Written instruction. Your answer should be one number: how many lines of the records hold the string "worried".

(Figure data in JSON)
□ □ □ □ □
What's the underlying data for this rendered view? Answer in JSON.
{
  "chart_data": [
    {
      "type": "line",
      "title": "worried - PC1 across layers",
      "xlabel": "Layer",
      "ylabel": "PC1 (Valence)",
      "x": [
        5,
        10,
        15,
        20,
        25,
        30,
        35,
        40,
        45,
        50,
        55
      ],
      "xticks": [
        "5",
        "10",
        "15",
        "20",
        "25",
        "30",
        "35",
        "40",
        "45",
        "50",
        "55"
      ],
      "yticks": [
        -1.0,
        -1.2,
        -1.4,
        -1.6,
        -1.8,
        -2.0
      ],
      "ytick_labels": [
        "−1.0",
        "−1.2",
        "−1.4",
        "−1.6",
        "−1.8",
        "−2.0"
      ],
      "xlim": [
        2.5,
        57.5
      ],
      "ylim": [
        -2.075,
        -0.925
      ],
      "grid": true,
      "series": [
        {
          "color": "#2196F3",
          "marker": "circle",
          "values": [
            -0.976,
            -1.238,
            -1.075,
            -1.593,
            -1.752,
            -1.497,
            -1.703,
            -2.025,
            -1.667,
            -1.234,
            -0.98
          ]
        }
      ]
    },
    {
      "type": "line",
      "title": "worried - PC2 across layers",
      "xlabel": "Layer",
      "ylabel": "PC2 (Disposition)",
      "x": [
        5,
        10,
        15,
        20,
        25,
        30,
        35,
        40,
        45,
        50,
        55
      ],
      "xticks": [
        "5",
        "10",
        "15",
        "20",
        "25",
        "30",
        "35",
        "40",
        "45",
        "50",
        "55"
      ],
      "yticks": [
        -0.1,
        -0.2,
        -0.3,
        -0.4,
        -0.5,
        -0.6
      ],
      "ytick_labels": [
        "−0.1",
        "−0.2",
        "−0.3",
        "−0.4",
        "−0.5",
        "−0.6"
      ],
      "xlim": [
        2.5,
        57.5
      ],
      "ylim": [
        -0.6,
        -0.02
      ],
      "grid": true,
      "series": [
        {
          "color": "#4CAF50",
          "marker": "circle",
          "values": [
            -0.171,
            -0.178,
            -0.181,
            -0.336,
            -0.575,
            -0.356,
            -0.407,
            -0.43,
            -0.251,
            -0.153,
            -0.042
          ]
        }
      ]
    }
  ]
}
□ □ □ □ □
The solution. 2